TASK TO COMPLETE:
Wherever the word "lang" appears in the entries, copy the whole line.
>> START SOURCE MATERIAL
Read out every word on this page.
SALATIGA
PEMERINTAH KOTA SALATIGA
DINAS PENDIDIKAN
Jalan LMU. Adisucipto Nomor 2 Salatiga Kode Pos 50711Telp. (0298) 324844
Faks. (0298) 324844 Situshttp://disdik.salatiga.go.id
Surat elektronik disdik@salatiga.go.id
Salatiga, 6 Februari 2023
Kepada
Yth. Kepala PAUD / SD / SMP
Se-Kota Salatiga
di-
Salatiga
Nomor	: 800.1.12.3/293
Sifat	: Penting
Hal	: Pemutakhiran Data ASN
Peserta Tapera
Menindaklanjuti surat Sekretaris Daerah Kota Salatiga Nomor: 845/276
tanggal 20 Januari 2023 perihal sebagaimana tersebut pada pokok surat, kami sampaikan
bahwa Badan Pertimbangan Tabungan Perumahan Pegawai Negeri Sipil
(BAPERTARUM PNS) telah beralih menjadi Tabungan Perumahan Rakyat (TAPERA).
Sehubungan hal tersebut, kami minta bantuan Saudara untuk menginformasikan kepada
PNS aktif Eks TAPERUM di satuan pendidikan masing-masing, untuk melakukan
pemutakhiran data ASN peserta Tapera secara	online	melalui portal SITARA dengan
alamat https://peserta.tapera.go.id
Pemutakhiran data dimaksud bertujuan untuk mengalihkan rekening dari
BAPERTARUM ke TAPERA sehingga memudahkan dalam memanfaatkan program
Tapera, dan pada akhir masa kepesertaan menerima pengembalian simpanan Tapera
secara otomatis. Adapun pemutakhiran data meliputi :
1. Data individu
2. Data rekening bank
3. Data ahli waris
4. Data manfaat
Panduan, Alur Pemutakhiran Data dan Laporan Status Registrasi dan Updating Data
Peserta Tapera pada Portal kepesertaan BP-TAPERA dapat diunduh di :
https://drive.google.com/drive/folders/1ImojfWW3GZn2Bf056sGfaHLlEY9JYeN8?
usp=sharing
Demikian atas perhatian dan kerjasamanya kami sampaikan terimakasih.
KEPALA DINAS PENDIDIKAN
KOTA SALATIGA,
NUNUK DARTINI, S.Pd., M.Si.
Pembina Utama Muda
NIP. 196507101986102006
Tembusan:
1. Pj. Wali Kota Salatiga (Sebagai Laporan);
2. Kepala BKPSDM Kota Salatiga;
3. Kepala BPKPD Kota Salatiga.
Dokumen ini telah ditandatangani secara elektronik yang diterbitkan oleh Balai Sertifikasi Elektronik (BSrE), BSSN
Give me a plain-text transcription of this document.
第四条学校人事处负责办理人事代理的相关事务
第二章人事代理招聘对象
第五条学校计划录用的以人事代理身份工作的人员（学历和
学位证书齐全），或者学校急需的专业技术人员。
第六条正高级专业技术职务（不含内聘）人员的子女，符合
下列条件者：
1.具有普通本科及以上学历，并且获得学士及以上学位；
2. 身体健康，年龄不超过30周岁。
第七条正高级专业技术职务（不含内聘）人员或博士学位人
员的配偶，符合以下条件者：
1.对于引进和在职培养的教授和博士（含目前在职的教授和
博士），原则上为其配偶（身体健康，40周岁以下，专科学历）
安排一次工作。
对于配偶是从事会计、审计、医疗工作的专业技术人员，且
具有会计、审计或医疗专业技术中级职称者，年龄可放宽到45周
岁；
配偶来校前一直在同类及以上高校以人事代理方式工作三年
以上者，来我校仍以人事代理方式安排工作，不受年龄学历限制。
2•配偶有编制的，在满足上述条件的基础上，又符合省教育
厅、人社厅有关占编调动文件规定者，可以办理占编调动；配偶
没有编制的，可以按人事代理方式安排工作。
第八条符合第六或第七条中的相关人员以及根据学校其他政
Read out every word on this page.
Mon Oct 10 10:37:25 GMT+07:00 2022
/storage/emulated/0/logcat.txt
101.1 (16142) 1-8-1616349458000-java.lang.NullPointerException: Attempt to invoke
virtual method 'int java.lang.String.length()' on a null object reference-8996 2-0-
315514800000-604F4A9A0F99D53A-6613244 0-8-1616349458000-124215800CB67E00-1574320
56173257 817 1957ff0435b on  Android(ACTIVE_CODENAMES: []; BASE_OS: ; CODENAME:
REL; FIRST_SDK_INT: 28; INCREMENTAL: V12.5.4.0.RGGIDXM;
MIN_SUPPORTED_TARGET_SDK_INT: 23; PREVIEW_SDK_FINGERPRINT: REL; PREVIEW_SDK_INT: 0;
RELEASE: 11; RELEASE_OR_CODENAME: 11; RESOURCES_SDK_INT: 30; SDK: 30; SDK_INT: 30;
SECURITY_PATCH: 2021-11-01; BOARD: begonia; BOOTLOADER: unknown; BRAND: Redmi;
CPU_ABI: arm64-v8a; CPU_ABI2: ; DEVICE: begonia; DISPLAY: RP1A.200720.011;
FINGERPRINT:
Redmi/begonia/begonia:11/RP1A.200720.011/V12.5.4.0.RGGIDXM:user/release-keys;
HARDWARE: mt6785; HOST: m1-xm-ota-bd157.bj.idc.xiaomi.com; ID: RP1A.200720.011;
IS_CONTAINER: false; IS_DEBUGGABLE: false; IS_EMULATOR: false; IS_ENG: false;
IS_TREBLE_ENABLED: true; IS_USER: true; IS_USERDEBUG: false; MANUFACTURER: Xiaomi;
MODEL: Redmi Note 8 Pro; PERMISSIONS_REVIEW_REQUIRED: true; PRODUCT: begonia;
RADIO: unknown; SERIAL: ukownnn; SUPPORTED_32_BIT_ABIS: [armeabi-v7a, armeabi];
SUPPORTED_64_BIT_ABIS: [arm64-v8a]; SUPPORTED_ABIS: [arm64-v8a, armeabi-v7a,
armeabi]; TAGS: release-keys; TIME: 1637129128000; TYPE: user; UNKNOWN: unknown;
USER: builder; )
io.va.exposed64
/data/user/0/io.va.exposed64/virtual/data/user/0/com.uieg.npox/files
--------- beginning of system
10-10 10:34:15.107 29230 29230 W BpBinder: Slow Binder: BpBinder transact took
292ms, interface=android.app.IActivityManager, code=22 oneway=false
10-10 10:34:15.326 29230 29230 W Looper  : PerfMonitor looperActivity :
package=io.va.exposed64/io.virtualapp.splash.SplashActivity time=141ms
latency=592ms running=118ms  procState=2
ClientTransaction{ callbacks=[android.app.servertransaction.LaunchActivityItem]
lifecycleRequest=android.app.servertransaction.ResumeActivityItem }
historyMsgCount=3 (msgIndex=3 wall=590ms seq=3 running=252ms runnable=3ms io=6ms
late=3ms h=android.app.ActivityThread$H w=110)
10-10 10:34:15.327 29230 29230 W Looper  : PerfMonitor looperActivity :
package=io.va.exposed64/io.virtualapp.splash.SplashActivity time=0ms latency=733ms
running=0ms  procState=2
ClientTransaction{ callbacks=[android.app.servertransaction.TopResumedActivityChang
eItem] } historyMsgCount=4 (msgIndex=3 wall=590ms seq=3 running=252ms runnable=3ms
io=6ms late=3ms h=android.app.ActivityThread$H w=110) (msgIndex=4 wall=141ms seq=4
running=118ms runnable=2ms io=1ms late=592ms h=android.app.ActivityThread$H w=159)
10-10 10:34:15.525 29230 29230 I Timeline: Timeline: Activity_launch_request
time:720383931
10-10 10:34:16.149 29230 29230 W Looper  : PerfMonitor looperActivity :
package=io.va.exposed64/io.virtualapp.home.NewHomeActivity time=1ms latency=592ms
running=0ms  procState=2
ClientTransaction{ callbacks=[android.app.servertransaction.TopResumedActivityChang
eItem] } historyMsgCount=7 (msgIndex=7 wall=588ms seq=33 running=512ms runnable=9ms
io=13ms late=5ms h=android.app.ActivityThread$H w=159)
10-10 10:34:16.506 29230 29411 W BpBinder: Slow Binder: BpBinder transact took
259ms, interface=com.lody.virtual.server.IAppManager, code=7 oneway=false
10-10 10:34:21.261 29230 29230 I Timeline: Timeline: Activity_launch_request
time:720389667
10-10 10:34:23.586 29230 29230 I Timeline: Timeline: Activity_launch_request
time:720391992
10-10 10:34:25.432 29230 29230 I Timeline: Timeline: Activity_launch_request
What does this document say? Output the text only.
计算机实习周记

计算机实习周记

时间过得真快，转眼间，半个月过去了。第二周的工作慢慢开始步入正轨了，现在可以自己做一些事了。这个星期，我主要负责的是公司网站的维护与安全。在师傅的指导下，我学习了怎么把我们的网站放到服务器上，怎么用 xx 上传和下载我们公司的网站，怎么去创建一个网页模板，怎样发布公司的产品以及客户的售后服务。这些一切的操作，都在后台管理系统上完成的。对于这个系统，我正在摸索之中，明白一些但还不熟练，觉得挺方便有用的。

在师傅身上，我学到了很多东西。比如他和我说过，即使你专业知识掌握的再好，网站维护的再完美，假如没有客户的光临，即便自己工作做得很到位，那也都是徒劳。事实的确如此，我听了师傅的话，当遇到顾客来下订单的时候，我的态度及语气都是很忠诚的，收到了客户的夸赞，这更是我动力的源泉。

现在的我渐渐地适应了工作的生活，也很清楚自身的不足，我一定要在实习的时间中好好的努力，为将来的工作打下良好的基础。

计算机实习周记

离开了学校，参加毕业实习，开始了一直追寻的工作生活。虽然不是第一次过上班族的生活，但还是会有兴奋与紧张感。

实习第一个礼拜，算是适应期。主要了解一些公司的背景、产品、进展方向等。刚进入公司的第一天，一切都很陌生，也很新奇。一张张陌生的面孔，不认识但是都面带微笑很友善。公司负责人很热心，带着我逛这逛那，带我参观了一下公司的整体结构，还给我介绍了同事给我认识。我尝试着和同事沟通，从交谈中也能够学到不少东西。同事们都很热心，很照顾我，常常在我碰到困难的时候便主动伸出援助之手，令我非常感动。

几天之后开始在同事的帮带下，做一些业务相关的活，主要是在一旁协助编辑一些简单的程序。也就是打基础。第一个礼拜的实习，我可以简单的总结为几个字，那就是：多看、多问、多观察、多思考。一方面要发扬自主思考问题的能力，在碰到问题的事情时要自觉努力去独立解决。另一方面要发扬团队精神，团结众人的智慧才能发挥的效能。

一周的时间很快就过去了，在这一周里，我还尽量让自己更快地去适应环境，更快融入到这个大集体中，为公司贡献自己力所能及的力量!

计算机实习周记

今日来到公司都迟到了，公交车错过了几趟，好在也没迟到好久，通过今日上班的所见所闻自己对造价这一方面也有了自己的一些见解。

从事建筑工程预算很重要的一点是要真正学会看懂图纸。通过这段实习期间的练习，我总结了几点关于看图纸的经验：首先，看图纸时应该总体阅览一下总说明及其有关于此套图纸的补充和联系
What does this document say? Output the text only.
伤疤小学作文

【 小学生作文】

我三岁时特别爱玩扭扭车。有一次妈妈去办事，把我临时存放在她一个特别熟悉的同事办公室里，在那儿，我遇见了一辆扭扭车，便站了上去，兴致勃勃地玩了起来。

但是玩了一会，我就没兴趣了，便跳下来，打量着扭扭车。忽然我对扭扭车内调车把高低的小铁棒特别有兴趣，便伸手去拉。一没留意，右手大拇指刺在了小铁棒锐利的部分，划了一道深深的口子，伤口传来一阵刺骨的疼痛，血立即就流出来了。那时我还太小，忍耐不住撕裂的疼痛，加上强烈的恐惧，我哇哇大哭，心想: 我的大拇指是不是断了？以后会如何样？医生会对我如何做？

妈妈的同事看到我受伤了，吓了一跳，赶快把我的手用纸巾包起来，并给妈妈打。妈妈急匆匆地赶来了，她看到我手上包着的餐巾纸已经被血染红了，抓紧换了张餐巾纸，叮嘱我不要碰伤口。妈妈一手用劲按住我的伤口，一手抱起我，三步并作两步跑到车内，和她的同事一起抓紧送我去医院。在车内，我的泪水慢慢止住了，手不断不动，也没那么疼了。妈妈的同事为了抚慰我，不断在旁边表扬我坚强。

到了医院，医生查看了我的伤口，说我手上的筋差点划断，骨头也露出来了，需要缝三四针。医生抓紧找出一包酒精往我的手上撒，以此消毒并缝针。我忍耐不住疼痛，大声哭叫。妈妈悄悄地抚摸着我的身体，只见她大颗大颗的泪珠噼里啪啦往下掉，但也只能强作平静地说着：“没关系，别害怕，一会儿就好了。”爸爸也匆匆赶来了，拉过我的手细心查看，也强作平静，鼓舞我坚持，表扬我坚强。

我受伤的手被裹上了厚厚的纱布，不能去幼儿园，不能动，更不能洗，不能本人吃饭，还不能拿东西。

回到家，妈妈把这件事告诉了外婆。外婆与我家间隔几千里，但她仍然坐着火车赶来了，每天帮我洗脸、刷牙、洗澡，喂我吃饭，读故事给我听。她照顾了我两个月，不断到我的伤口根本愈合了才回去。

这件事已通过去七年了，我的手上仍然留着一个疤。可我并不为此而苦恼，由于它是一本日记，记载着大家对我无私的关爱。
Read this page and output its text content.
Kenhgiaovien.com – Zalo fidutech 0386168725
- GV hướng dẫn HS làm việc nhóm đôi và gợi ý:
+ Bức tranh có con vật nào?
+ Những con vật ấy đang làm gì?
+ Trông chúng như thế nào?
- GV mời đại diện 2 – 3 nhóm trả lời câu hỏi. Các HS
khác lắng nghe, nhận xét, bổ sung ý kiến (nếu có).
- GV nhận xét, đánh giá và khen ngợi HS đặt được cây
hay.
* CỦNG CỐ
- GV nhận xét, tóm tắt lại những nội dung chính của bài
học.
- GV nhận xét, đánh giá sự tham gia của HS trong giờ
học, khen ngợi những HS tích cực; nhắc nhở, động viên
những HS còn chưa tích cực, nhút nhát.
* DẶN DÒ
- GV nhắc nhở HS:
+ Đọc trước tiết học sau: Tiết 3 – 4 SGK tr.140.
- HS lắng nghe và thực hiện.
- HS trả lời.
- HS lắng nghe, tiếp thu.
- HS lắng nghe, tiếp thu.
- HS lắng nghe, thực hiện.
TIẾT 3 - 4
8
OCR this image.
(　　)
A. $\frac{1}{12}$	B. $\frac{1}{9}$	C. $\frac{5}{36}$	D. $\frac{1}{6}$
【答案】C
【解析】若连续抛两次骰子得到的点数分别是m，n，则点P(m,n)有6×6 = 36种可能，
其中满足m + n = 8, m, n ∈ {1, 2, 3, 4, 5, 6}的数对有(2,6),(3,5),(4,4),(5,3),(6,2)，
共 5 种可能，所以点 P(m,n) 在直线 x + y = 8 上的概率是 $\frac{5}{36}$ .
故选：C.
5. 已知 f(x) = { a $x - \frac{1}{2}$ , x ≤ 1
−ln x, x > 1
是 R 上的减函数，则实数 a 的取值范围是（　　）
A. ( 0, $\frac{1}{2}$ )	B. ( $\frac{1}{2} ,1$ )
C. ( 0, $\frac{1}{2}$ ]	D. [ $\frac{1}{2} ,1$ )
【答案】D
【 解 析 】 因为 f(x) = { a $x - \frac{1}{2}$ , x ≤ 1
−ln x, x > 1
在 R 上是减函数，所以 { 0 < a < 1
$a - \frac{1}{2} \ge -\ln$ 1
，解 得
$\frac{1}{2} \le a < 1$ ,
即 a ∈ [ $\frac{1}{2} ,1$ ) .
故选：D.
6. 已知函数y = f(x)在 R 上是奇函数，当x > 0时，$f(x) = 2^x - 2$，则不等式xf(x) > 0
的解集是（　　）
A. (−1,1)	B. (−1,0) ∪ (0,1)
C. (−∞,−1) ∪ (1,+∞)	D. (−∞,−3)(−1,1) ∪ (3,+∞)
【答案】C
>> END SOURCE MATERIAL
RESPONSE TO THE TASK:
101.1 (16142) 1-8-1616349458000-java.lang.NullPointerException: Attempt to invoke
virtual method 'int java.lang.String.length()' on a null object reference-8996 2-0-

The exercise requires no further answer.